EXTRAIT FOURNI »
>>>>>

VENT DU NORD, OU «JUSTE LE DROIT DE SURVIVRE»

Par : Mouldi FEHRI, Paris, le 11.05.2019

A l’heure d’une mondialisation écrasante et d’un libéralisme économique à outrance, peut-on encore avoir le droit à une vie décente, quand on n’a que le rêve et l’utopie comme solutions pour faire face aux difficultés de tous les jours ? Avons-nous plus de chance de nous en sortir quand on est du nord ou du sud de la Méditerranée ?

Se posant ces questions, le jeune réalisateur tunisien Walid Mattar préfère rester optimiste sur le sujet et y consacre son premier long métrage «Vent du Nord».

Né à Hammam-Lif, (ville côtière de la banlieue sud de Tunis), où il a grandi, puis installé dans une autre petite ville côtière «Wimereux» dans le Nord Pas-de-Calais (France) où il vit depuis quelques années, il dit avoir été agréablement surpris par les points communs existant entre les populations de ces deux endroits qu’il admire.

<<<<<

OBJECTIF 1 » Recopiez intégralement et sans aucune modification l'article sur le film « Vent du Nord ».
L'article et les enregistrements proviennent de sources distinctes.

Données d'annotation des boîtes

>>>>>

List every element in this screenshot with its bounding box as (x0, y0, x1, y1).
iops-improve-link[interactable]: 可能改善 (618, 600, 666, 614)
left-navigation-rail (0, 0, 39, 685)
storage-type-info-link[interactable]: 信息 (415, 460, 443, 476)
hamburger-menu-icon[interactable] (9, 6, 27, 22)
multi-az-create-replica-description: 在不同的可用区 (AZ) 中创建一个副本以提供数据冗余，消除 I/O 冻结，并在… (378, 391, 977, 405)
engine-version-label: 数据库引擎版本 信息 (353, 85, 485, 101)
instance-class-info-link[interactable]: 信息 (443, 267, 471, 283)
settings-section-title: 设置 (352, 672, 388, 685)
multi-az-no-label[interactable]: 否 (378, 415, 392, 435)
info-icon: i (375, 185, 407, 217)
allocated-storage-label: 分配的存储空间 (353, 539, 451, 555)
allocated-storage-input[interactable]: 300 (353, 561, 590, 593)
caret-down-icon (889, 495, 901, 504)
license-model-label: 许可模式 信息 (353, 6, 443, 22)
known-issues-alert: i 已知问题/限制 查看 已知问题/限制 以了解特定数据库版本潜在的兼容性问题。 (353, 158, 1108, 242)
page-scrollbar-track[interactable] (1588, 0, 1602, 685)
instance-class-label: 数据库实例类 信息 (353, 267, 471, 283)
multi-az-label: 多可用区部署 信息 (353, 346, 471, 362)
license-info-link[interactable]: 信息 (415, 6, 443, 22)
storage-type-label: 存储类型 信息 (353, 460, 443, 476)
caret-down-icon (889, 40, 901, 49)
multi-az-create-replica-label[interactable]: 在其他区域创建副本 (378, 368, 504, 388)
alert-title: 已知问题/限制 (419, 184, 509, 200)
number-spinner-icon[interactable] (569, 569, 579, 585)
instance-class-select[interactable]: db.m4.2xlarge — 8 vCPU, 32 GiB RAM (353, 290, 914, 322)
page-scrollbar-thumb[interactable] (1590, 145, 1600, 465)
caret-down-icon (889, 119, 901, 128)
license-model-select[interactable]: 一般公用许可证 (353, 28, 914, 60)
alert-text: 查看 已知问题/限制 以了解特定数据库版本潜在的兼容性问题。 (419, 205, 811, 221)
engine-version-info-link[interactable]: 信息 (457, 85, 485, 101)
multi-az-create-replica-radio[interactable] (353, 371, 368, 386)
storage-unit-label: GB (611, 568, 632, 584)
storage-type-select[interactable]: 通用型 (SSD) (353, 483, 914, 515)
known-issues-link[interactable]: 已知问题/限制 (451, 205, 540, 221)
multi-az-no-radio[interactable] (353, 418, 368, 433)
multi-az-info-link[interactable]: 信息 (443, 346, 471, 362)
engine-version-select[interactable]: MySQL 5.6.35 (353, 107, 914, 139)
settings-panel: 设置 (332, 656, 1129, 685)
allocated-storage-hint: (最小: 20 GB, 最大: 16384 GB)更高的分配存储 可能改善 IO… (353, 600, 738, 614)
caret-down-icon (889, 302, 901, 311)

<<<<<

OBJECTIF 2 » Restituez à l'identique tout ce qui va du début des enregistrements jusqu'à la ligne contenant « instance-class-select[interactable]: db.m4.2xlarge — », celle-ci comprise.

RÉSULTAT ATTENDU 1 »
VENT DU NORD, OU «JUSTE LE DROIT DE SURVIVRE»

Par : Mouldi FEHRI, Paris, le 11.05.2019

A l’heure d’une mondialisation écrasante et d’un libéralisme économique à outrance, peut-on encore avoir le droit à une vie décente, quand on n’a que le rêve et l’utopie comme solutions pour faire face aux difficultés de tous les jours ? Avons-nous plus de chance de nous en sortir quand on est du nord ou du sud de la Méditerranée ?

Se posant ces questions, le jeune réalisateur tunisien Walid Mattar préfère rester optimiste sur le sujet et y consacre son premier long métrage «Vent du Nord».

Né à Hammam-Lif, (ville côtière de la banlieue sud de Tunis), où il a grandi, puis installé dans une autre petite ville côtière «Wimereux» dans le Nord Pas-de-Calais (France) où il vit depuis quelques années, il dit avoir été agréablement surpris par les points communs existant entre les populations de ces deux endroits qu’il admire.

RÉSULTAT ATTENDU 2 »
List every element in this screenshot with its bounding box as (x0, y0, x1, y1).
iops-improve-link[interactable]: 可能改善 (618, 600, 666, 614)
left-navigation-rail (0, 0, 39, 685)
storage-type-info-link[interactable]: 信息 (415, 460, 443, 476)
hamburger-menu-icon[interactable] (9, 6, 27, 22)
multi-az-create-replica-description: 在不同的可用区 (AZ) 中创建一个副本以提供数据冗余，消除 I/O 冻结，并在… (378, 391, 977, 405)
engine-version-label: 数据库引擎版本 信息 (353, 85, 485, 101)
instance-class-info-link[interactable]: 信息 (443, 267, 471, 283)
settings-section-title: 设置 (352, 672, 388, 685)
multi-az-no-label[interactable]: 否 (378, 415, 392, 435)
info-icon: i (375, 185, 407, 217)
allocated-storage-label: 分配的存储空间 (353, 539, 451, 555)
allocated-storage-input[interactable]: 300 (353, 561, 590, 593)
caret-down-icon (889, 495, 901, 504)
license-model-label: 许可模式 信息 (353, 6, 443, 22)
known-issues-alert: i 已知问题/限制 查看 已知问题/限制 以了解特定数据库版本潜在的兼容性问题。 (353, 158, 1108, 242)
page-scrollbar-track[interactable] (1588, 0, 1602, 685)
instance-class-label: 数据库实例类 信息 (353, 267, 471, 283)
multi-az-label: 多可用区部署 信息 (353, 346, 471, 362)
license-info-link[interactable]: 信息 (415, 6, 443, 22)
storage-type-label: 存储类型 信息 (353, 460, 443, 476)
caret-down-icon (889, 40, 901, 49)
multi-az-create-replica-label[interactable]: 在其他区域创建副本 (378, 368, 504, 388)
alert-title: 已知问题/限制 (419, 184, 509, 200)
number-spinner-icon[interactable] (569, 569, 579, 585)
instance-class-select[interactable]: db.m4.2xlarge — 8 vCPU, 32 GiB RAM (353, 290, 914, 322)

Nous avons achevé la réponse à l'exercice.